** Written request **
Repeat the listing in full, exactly as it stands.

(Records from a collection)
____________

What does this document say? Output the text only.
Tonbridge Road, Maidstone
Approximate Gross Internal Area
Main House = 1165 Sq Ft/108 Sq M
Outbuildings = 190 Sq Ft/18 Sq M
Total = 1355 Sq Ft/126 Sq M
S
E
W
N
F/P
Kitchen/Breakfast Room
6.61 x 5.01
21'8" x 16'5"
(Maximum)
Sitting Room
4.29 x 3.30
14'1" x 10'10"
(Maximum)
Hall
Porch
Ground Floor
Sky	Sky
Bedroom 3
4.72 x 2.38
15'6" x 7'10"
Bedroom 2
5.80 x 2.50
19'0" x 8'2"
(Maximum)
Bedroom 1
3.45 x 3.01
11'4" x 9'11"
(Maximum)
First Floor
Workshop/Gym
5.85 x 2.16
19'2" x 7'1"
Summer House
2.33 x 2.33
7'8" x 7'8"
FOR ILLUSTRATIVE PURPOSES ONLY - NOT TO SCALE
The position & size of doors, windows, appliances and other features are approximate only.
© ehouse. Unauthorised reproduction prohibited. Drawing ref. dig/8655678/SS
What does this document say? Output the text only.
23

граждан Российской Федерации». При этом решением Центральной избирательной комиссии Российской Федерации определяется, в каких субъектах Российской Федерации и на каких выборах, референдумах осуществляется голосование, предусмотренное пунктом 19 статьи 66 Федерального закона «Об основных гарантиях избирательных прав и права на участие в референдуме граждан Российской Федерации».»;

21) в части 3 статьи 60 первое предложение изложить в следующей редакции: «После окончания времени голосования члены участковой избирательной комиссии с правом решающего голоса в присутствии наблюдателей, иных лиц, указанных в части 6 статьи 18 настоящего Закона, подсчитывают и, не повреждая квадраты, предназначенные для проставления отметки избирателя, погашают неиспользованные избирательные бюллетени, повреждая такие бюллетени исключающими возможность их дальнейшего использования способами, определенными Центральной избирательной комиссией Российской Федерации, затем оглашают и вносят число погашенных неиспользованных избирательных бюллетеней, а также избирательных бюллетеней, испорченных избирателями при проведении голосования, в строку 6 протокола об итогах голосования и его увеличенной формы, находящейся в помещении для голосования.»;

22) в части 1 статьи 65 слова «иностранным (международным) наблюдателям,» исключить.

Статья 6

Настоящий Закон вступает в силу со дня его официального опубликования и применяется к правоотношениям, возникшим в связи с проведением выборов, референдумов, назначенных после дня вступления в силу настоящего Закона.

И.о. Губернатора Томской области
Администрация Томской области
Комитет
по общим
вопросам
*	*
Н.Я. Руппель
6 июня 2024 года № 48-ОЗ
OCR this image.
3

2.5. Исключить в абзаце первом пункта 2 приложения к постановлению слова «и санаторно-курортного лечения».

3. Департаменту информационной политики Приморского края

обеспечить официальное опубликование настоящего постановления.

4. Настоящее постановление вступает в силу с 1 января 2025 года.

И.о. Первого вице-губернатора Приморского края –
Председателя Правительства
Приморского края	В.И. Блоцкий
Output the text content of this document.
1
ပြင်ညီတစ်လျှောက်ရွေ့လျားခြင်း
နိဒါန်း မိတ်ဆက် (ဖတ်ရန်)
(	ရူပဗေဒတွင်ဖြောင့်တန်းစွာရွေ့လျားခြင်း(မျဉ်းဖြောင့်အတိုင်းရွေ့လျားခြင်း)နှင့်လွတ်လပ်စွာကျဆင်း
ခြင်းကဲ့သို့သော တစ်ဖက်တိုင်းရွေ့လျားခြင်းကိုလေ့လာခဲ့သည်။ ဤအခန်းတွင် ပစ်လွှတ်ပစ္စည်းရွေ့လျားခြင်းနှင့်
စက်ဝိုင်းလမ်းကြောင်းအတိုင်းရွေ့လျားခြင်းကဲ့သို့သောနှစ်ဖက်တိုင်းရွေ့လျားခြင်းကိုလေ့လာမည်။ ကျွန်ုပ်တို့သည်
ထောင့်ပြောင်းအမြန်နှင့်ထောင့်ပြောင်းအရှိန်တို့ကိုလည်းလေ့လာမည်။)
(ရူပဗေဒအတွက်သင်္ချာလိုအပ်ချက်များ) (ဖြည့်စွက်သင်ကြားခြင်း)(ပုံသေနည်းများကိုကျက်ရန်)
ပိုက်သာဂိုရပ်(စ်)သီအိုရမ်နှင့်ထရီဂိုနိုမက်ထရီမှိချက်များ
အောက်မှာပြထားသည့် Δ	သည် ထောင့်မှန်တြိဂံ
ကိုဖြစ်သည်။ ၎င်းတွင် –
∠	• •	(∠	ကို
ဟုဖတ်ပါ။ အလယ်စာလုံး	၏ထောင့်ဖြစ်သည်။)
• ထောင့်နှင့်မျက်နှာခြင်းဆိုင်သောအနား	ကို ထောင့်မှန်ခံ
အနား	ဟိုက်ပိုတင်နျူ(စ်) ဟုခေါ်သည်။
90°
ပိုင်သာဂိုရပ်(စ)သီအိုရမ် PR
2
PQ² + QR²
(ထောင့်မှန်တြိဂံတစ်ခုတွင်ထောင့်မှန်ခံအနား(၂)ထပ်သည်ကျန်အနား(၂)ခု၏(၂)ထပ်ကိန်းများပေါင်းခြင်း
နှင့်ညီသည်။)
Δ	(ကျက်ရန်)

____________

** Task answer **
What does this document say? Output the text only.
Tonbridge Road, Maidstone
Approximate Gross Internal Area
Main House = 1165 Sq Ft/108 Sq M
Outbuildings = 190 Sq Ft/18 Sq M
Total = 1355 Sq Ft/126 Sq M
S
E
W
N
F/P
Kitchen/Breakfast Room
6.61 x 5.01
21'8" x 16'5"
(Maximum)
Sitting Room
4.29 x 3.30
14'1" x 10'10"
(Maximum)
Hall
Porch
Ground Floor
Sky	Sky
Bedroom 3
4.72 x 2.38
15'6" x 7'10"
Bedroom 2
5.80 x 2.50
19'0" x 8'2"
(Maximum)
Bedroom 1
3.45 x 3.01
11'4" x 9'11"
(Maximum)
First Floor
Workshop/Gym
5.85 x 2.16
19'2" x 7'1"
Summer House
2.33 x 2.33
7'8" x 7'8"
FOR ILLUSTRATIVE PURPOSES ONLY - NOT TO SCALE
The position & size of doors, windows, appliances and other features are approximate only.
© ehouse. Unauthorised reproduction prohibited. Drawing ref. dig/8655678/SS
What does this document say? Output the text only.
23

граждан Российской Федерации». При этом решением Центральной избирательной комиссии Российской Федерации определяется, в каких субъектах Российской Федерации и на каких выборах, референдумах осуществляется голосование, предусмотренное пунктом 19 статьи 66 Федерального закона «Об основных гарантиях избирательных прав и права на участие в референдуме граждан Российской Федерации».»;

21) в части 3 статьи 60 первое предложение изложить в следующей редакции: «После окончания времени голосования члены участковой избирательной комиссии с правом решающего голоса в присутствии наблюдателей, иных лиц, указанных в части 6 статьи 18 настоящего Закона, подсчитывают и, не повреждая квадраты, предназначенные для проставления отметки избирателя, погашают неиспользованные избирательные бюллетени, повреждая такие бюллетени исключающими возможность их дальнейшего использования способами, определенными Центральной избирательной комиссией Российской Федерации, затем оглашают и вносят число погашенных неиспользованных избирательных бюллетеней, а также избирательных бюллетеней, испорченных избирателями при проведении голосования, в строку 6 протокола об итогах голосования и его увеличенной формы, находящейся в помещении для голосования.»;

22) в части 1 статьи 65 слова «иностранным (международным) наблюдателям,» исключить.

Статья 6

Настоящий Закон вступает в силу со дня его официального опубликования и применяется к правоотношениям, возникшим в связи с проведением выборов, референдумов, назначенных после дня вступления в силу настоящего Закона.

И.о. Губернатора Томской области
Администрация Томской области
Комитет
по общим
вопросам
*	*
Н.Я. Руппель
6 июня 2024 года № 48-ОЗ
OCR this image.
3

2.5. Исключить в абзаце первом пункта 2 приложения к постановлению слова «и санаторно-курортного лечения».

3. Департаменту информационной политики Приморского края

обеспечить официальное опубликование настоящего постановления.

4. Настоящее постановление вступает в силу с 1 января 2025 года.

И.о. Первого вице-губернатора Приморского края –
Председателя Правительства
Приморского края	В.И. Блоцкий
Output the text content of this document.
1
ပြင်ညီတစ်လျှောက်ရွေ့လျားခြင်း
နိဒါန်း မိတ်ဆက် (ဖတ်ရန်)
(	ရူပဗေဒတွင်ဖြောင့်တန်းစွာရွေ့လျားခြင်း(မျဉ်းဖြောင့်အတိုင်းရွေ့လျားခြင်း)နှင့်လွတ်လပ်စွာကျဆင်း
ခြင်းကဲ့သို့သော တစ်ဖက်တိုင်းရွေ့လျားခြင်းကိုလေ့လာခဲ့သည်။ ဤအခန်းတွင် ပစ်လွှတ်ပစ္စည်းရွေ့လျားခြင်းနှင့်
စက်ဝိုင်းလမ်းကြောင်းအတိုင်းရွေ့လျားခြင်းကဲ့သို့သောနှစ်ဖက်တိုင်းရွေ့လျားခြင်းကိုလေ့လာမည်။ ကျွန်ုပ်တို့သည်
ထောင့်ပြောင်းအမြန်နှင့်ထောင့်ပြောင်းအရှိန်တို့ကိုလည်းလေ့လာမည်။)
(ရူပဗေဒအတွက်သင်္ချာလိုအပ်ချက်များ) (ဖြည့်စွက်သင်ကြားခြင်း)(ပုံသေနည်းများကိုကျက်ရန်)
ပိုက်သာဂိုရပ်(စ်)သီအိုရမ်နှင့်ထရီဂိုနိုမက်ထရီမှိချက်များ
အောက်မှာပြထားသည့် Δ	သည် ထောင့်မှန်တြိဂံ
ကိုဖြစ်သည်။ ၎င်းတွင် –
∠	• •	(∠	ကို
ဟုဖတ်ပါ။ အလယ်စာလုံး	၏ထောင့်ဖြစ်သည်။)
• ထောင့်နှင့်မျက်နှာခြင်းဆိုင်သောအနား	ကို ထောင့်မှန်ခံ
အနား	ဟိုက်ပိုတင်နျူ(စ်) ဟုခေါ်သည်။
90°
ပိုင်သာဂိုရပ်(စ)သီအိုရမ် PR
2
PQ² + QR²
(ထောင့်မှန်တြိဂံတစ်ခုတွင်ထောင့်မှန်ခံအနား(၂)ထပ်သည်ကျန်အနား(၂)ခု၏(၂)ထပ်ကိန်းများပေါင်းခြင်း
နှင့်ညီသည်။)
Δ	(ကျက်ရန်)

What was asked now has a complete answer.